Stated task
Where a line of the listing below includes the word "Durchschnittliche", reproduce that line.

Raw records
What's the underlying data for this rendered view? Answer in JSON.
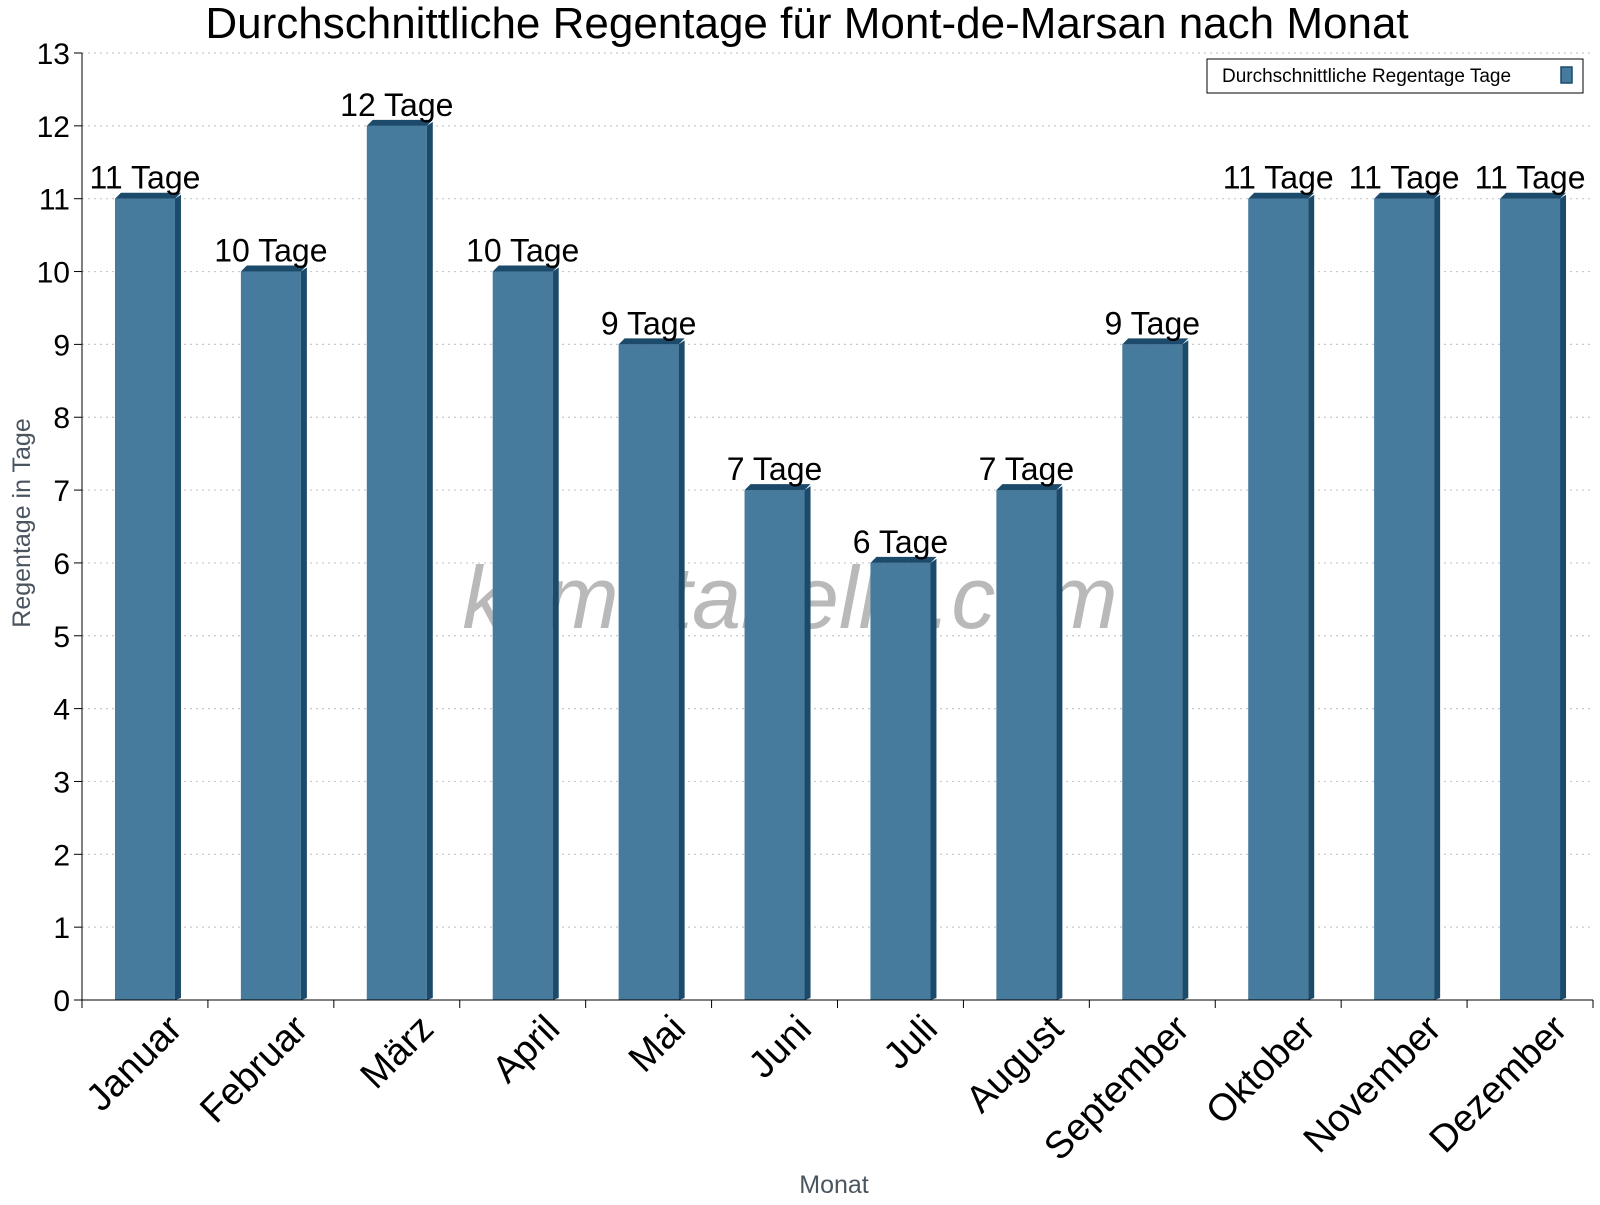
{
  "chart_data": {
    "type": "bar",
    "title": "Durchschnittliche Regentage für Mont-de-Marsan nach Monat",
    "xlabel": "Monat",
    "ylabel": "Regentage in Tage",
    "categories": [
      "Januar",
      "Februar",
      "März",
      "April",
      "Mai",
      "Juni",
      "Juli",
      "August",
      "September",
      "Oktober",
      "November",
      "Dezember"
    ],
    "series": [
      {
        "name": "Durchschnittliche Regentage Tage",
        "values": [
          11,
          10,
          12,
          10,
          9,
          7,
          6,
          7,
          9,
          11,
          11,
          11
        ],
        "labels": [
          "11 Tage",
          "10 Tage",
          "12 Tage",
          "10 Tage",
          "9 Tage",
          "7 Tage",
          "6 Tage",
          "7 Tage",
          "9 Tage",
          "11 Tage",
          "11 Tage",
          "11 Tage"
        ]
      }
    ],
    "ylim": [
      0,
      13
    ],
    "yticks": [
      "0",
      "1",
      "2",
      "3",
      "4",
      "5",
      "6",
      "7",
      "8",
      "9",
      "10",
      "11",
      "12",
      "13"
    ],
    "grid": true,
    "legend_position": "top-right",
    "bar_color": "#467b9d",
    "bar_side_color": "#1b4a6b",
    "watermark": "klimatabelle.com"
  }
}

Task answer
    "title": "Durchschnittliche Regentage für Mont-de-Marsan nach Monat",
        "name": "Durchschnittliche Regentage Tage",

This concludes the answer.